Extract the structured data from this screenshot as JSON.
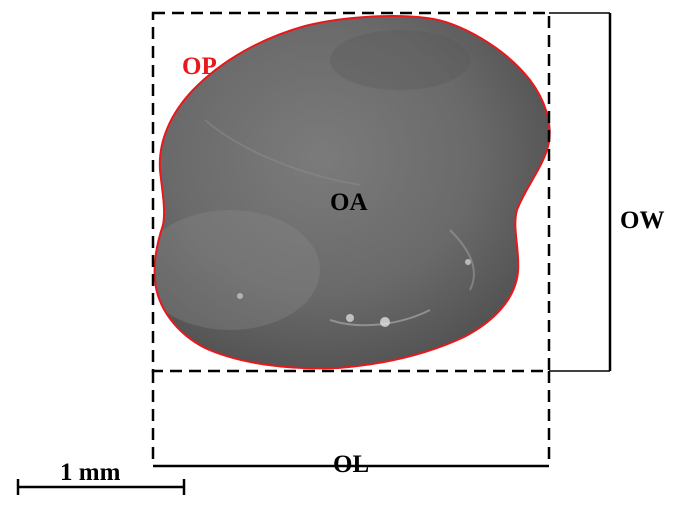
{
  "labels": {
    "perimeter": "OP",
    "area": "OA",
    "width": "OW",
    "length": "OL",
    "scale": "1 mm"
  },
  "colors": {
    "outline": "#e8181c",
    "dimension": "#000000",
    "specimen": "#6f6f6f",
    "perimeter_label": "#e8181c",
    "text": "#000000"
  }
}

§ The request:
Reproduce all of the entries word for word, skipping any pictures they hold.

§ Expected answer:
Extract the structured data from this screenshot as JSON.
{
  "labels": {
    "perimeter": "OP",
    "area": "OA",
    "width": "OW",
    "length": "OL",
    "scale": "1 mm"
  },
  "colors": {
    "outline": "#e8181c",
    "dimension": "#000000",
    "specimen": "#6f6f6f",
    "perimeter_label": "#e8181c",
    "text": "#000000"
  }
}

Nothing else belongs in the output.